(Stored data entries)
----------------

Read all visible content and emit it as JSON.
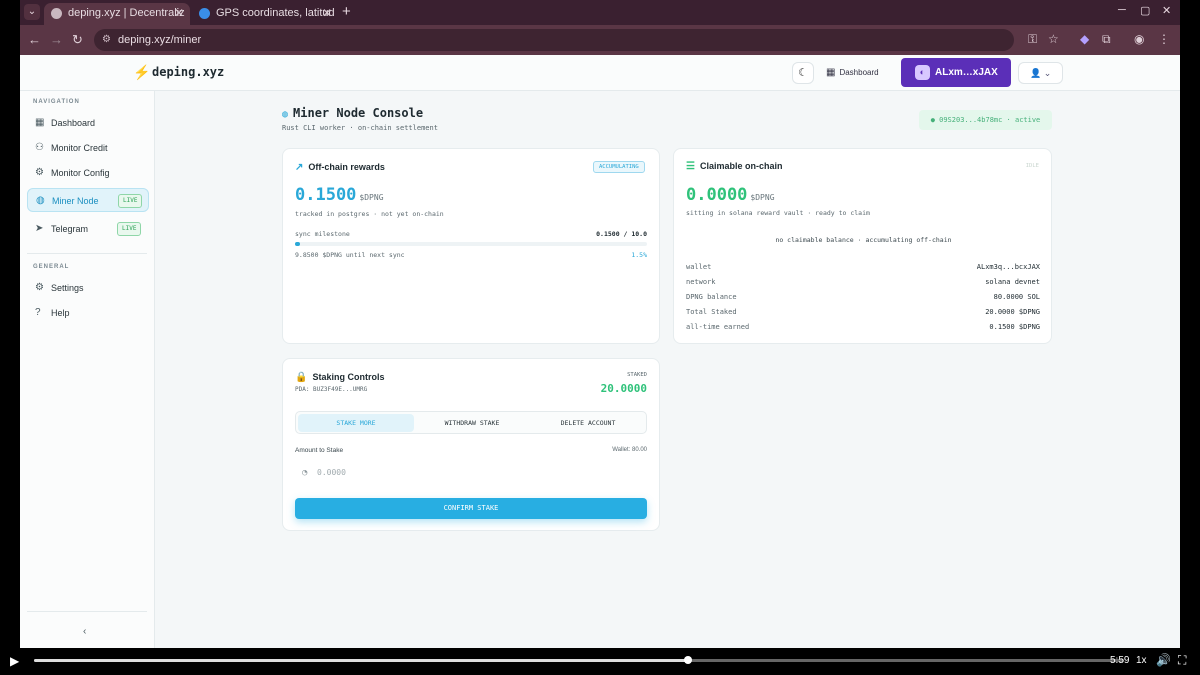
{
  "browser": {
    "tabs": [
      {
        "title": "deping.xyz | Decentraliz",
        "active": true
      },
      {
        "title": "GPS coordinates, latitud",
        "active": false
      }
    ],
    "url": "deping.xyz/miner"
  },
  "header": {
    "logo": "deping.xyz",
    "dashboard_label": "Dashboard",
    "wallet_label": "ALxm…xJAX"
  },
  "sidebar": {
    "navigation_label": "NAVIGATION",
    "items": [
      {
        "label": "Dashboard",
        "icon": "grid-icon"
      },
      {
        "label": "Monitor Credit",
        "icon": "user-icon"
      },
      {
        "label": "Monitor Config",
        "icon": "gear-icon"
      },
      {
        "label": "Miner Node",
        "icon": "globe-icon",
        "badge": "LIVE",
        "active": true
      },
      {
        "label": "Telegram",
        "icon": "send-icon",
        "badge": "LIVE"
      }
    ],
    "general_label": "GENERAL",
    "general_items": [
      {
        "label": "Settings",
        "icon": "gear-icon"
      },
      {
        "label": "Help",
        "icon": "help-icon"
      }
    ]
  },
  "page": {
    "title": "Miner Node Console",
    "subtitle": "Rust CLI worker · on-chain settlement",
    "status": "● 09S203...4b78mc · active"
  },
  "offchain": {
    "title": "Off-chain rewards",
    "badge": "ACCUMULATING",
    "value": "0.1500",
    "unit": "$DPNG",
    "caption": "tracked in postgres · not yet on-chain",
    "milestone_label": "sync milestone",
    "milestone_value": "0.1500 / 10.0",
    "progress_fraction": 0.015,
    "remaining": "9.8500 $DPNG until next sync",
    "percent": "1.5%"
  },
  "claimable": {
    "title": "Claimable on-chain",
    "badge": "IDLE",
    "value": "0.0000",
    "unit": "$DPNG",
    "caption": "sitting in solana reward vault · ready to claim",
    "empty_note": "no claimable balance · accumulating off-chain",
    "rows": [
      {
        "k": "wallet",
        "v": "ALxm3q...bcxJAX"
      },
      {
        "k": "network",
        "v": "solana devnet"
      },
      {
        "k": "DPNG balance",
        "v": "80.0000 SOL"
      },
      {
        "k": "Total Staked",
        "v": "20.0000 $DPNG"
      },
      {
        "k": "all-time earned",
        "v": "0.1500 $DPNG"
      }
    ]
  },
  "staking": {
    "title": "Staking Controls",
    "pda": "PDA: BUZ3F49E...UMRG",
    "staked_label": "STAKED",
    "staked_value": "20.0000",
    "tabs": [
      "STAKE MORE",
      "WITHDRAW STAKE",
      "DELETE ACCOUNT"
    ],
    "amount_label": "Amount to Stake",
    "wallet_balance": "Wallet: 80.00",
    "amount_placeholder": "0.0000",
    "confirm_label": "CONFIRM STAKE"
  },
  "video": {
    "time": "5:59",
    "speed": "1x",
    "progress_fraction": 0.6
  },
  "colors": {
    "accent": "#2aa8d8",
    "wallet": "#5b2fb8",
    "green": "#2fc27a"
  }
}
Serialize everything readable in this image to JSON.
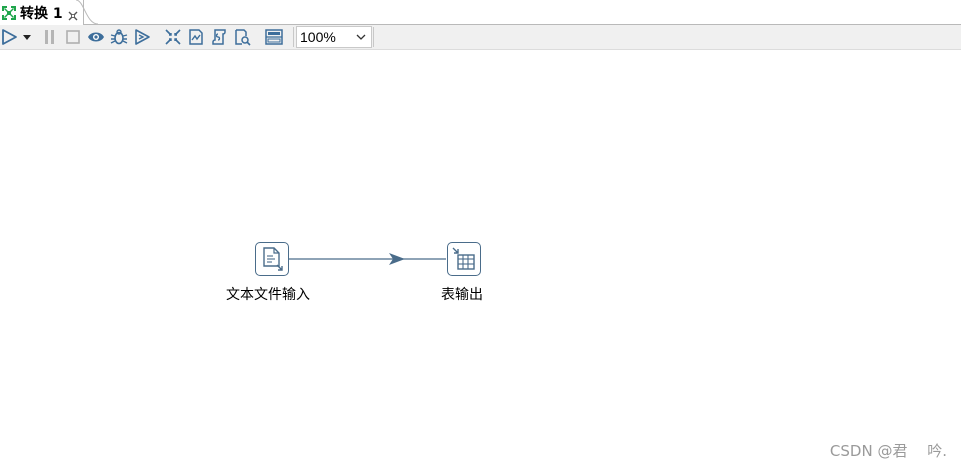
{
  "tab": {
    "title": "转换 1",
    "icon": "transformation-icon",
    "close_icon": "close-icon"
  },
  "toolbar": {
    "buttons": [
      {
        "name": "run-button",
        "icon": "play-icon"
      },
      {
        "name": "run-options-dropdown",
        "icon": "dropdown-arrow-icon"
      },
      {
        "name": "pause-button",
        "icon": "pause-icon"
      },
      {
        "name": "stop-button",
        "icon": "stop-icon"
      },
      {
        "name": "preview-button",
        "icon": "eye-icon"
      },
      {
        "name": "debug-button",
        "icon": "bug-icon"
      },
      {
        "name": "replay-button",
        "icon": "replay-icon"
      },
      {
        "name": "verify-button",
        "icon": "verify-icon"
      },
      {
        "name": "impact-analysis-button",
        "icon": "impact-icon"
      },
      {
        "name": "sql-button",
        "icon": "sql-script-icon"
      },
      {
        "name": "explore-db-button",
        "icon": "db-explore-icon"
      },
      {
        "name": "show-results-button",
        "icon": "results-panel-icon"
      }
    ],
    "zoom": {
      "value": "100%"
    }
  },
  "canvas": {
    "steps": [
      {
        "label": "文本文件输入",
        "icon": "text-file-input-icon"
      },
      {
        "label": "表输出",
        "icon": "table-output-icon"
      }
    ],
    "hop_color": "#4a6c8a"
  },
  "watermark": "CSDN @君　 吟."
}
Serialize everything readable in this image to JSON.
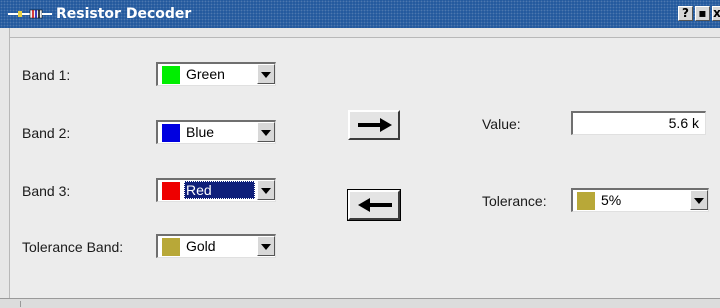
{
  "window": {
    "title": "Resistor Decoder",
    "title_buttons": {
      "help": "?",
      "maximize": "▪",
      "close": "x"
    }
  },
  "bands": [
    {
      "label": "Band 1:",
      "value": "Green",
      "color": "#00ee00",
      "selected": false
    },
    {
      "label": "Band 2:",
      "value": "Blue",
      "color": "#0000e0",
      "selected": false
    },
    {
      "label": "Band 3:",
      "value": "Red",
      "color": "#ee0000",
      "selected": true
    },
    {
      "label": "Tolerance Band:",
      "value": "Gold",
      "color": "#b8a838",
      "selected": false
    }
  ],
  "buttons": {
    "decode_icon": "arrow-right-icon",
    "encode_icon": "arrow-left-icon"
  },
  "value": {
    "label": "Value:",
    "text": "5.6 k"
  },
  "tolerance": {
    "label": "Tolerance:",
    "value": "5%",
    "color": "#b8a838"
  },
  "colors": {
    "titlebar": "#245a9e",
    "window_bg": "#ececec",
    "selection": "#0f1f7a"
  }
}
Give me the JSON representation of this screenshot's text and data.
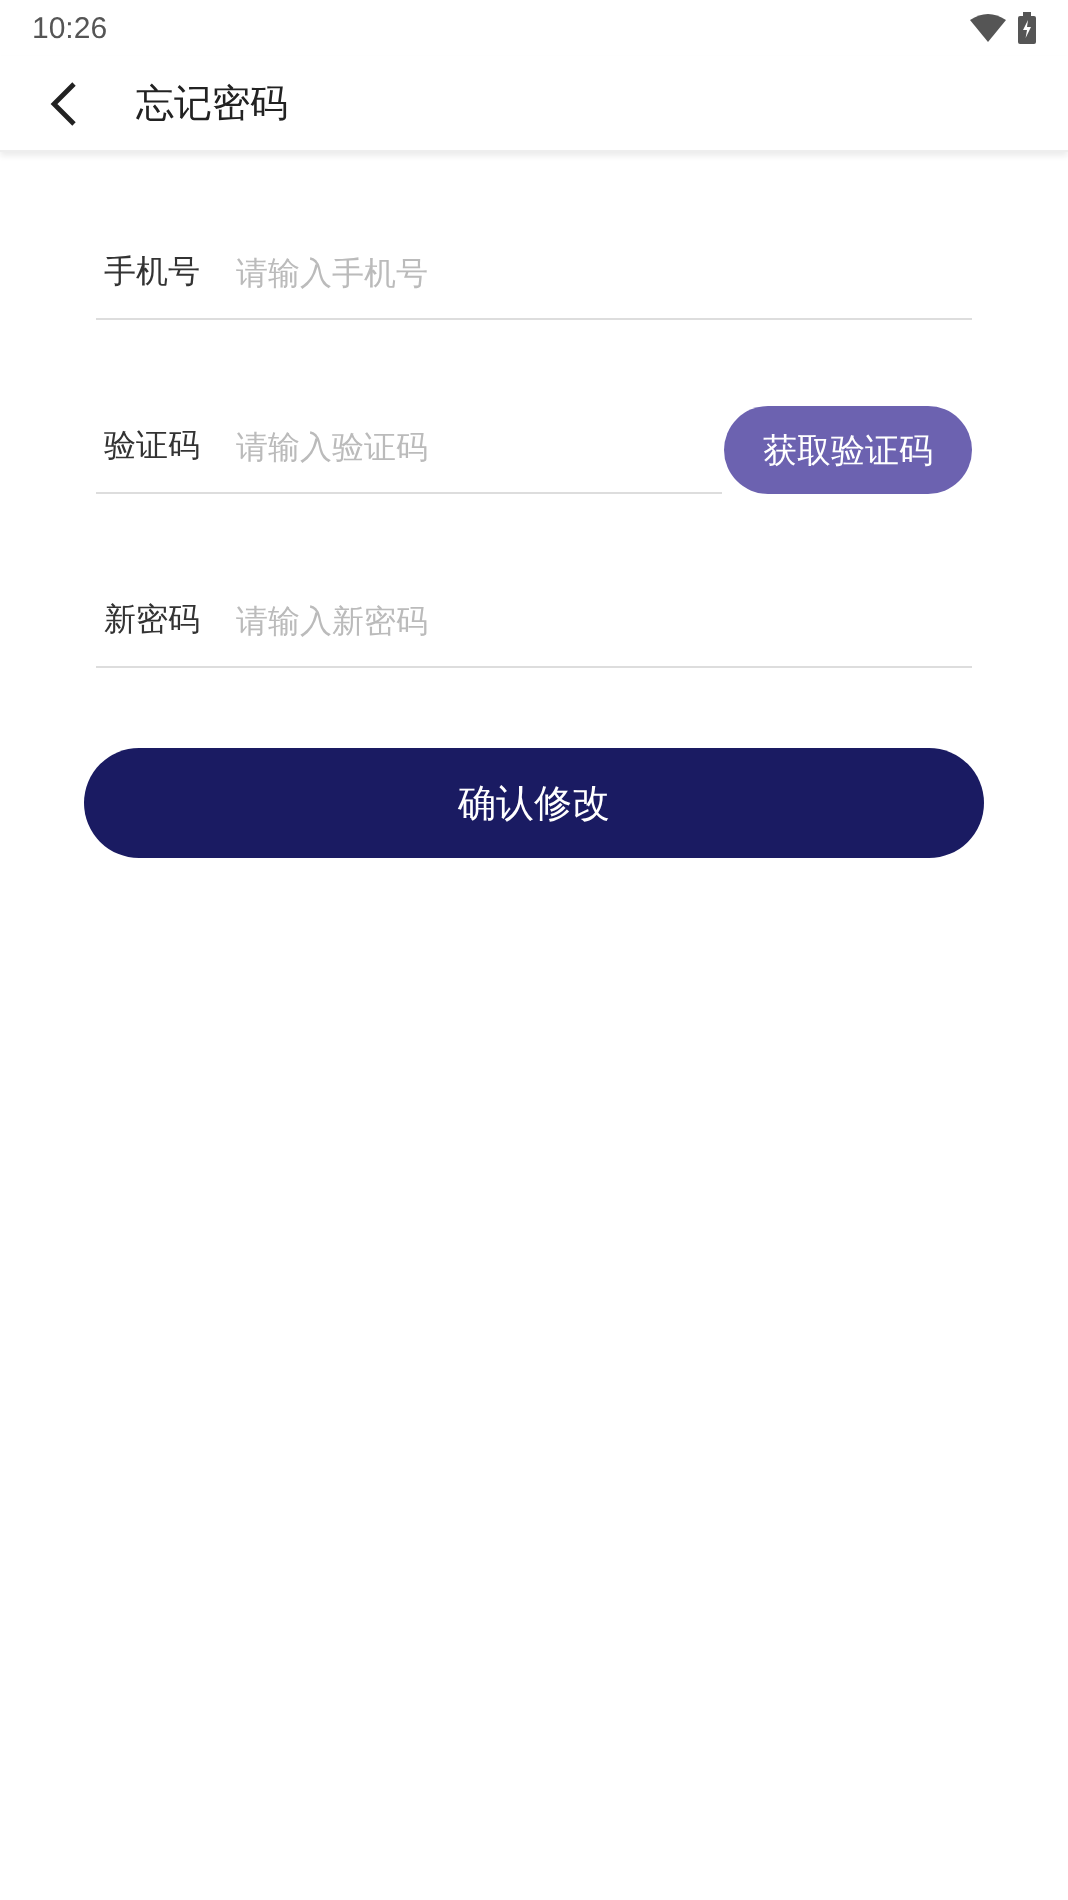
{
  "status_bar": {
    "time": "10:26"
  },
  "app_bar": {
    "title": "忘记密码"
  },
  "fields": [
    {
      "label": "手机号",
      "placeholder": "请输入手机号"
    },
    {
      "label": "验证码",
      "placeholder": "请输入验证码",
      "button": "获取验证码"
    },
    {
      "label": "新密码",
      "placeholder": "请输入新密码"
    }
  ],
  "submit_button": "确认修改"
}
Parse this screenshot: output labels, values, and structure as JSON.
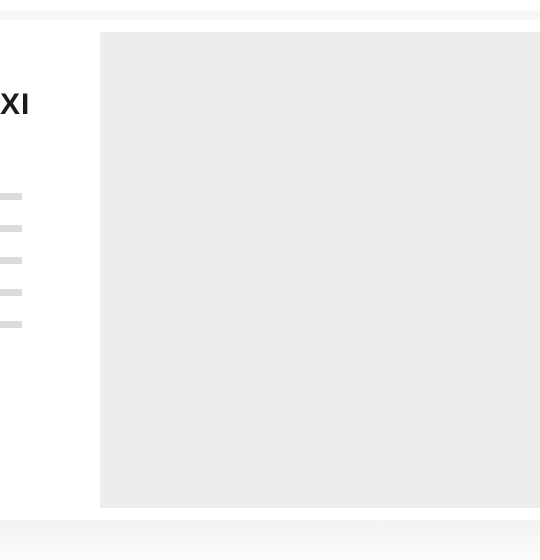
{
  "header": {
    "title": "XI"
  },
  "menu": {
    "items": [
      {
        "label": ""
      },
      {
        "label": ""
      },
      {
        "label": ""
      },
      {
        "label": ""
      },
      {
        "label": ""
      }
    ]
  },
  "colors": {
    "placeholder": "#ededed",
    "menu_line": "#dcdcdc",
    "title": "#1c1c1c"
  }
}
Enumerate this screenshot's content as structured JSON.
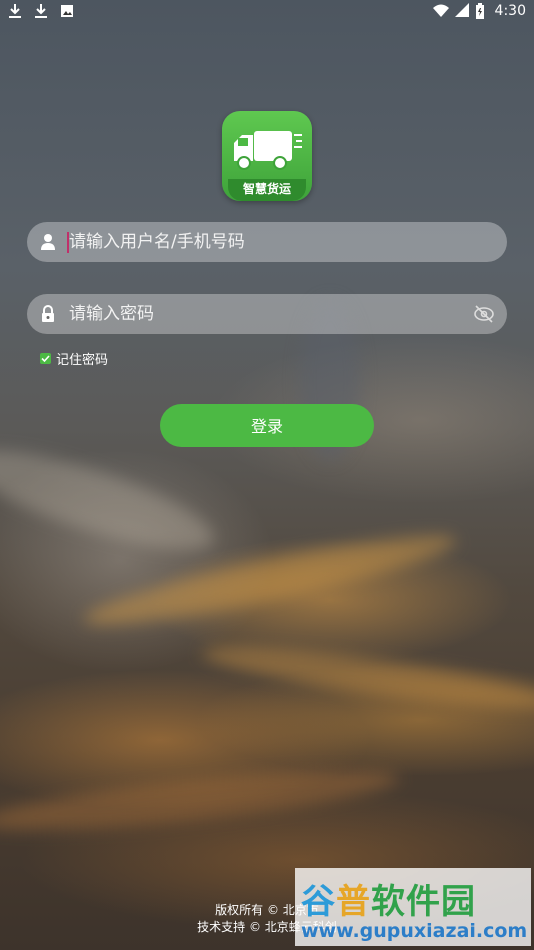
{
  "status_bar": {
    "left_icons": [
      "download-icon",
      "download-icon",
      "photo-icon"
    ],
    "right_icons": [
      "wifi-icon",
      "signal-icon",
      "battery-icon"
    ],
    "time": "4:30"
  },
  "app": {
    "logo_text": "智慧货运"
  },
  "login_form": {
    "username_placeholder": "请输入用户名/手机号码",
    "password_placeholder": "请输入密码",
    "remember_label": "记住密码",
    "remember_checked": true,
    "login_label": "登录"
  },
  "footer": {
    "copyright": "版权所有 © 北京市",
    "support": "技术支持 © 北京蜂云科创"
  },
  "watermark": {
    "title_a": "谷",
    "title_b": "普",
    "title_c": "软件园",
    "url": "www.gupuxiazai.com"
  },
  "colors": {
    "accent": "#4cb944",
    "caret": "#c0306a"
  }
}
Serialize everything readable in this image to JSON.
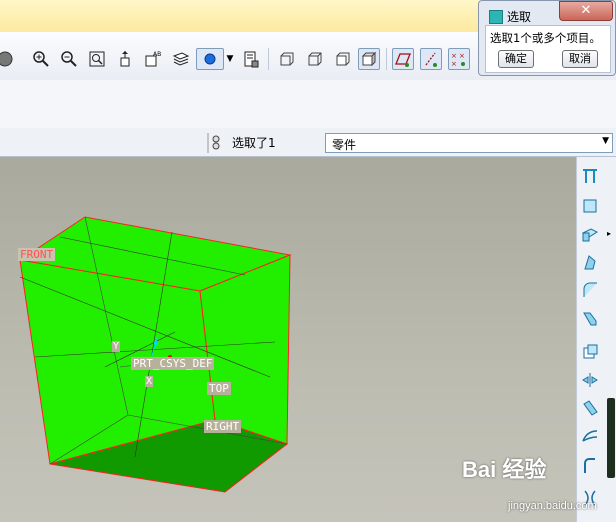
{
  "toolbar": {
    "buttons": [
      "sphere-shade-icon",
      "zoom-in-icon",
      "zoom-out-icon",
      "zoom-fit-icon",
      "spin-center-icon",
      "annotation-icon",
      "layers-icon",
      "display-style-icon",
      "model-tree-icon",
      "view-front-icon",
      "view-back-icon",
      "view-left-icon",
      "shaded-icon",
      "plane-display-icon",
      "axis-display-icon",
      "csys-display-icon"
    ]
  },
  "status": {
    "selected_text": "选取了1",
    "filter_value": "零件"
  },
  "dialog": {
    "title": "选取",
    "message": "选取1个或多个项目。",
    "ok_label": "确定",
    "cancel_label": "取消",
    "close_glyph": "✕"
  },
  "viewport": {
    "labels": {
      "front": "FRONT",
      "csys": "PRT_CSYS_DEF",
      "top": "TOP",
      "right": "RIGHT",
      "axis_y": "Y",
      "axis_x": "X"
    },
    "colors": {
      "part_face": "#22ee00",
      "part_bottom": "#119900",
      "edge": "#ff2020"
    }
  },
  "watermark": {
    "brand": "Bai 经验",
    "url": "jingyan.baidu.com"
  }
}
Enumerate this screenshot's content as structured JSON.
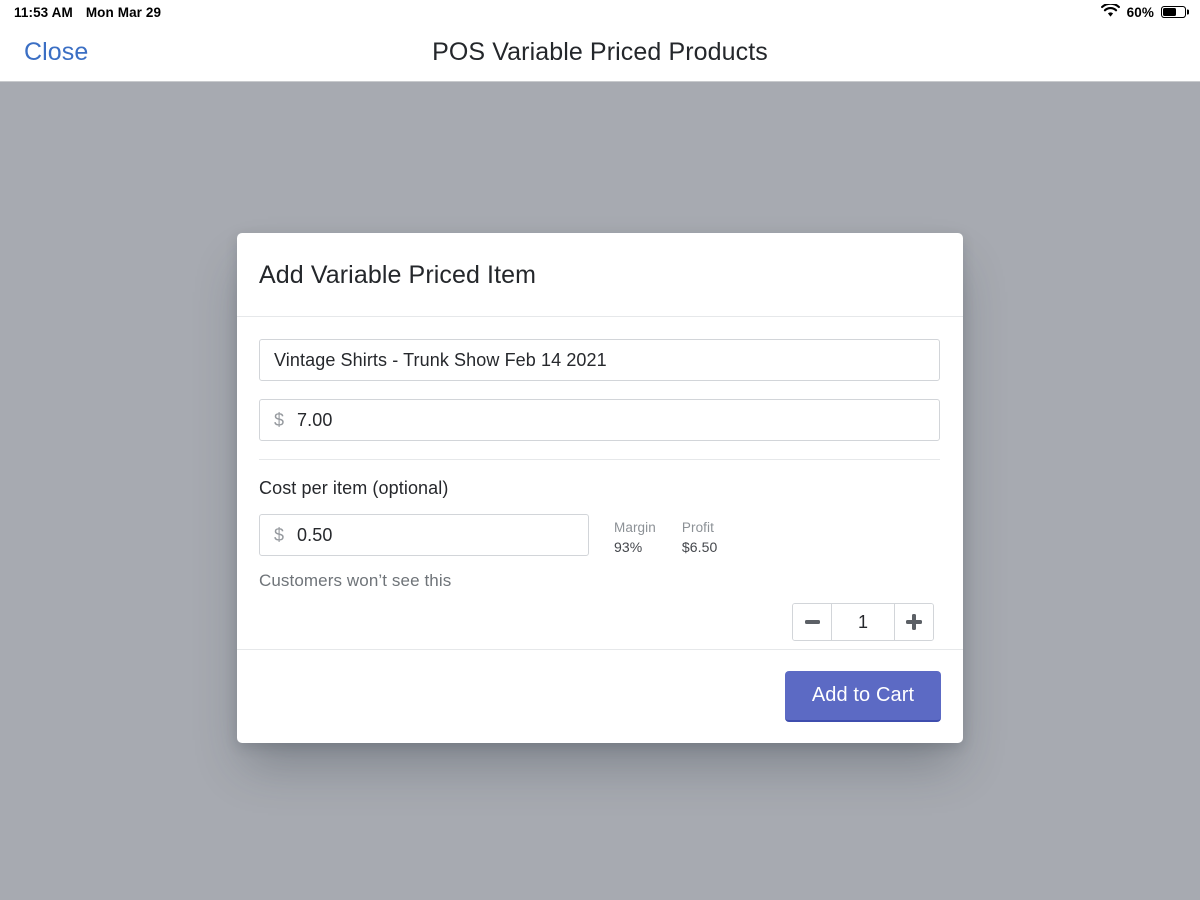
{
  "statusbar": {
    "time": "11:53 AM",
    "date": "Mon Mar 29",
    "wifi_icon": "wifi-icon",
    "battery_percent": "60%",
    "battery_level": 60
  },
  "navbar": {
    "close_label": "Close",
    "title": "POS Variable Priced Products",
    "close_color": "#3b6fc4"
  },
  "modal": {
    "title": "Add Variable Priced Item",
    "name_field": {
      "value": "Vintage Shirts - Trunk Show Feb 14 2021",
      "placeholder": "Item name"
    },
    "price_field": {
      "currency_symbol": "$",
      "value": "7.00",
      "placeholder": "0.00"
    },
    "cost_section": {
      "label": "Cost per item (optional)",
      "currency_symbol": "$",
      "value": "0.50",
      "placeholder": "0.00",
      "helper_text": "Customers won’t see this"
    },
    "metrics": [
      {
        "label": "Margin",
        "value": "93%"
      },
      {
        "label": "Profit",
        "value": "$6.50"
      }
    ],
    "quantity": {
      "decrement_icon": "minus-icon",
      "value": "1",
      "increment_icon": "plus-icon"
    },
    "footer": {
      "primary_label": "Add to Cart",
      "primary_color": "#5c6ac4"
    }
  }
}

----------------

# Aim:
Of all the lines above, how many contain "active"? Give the number and nothing more.

# Exercise answer:
4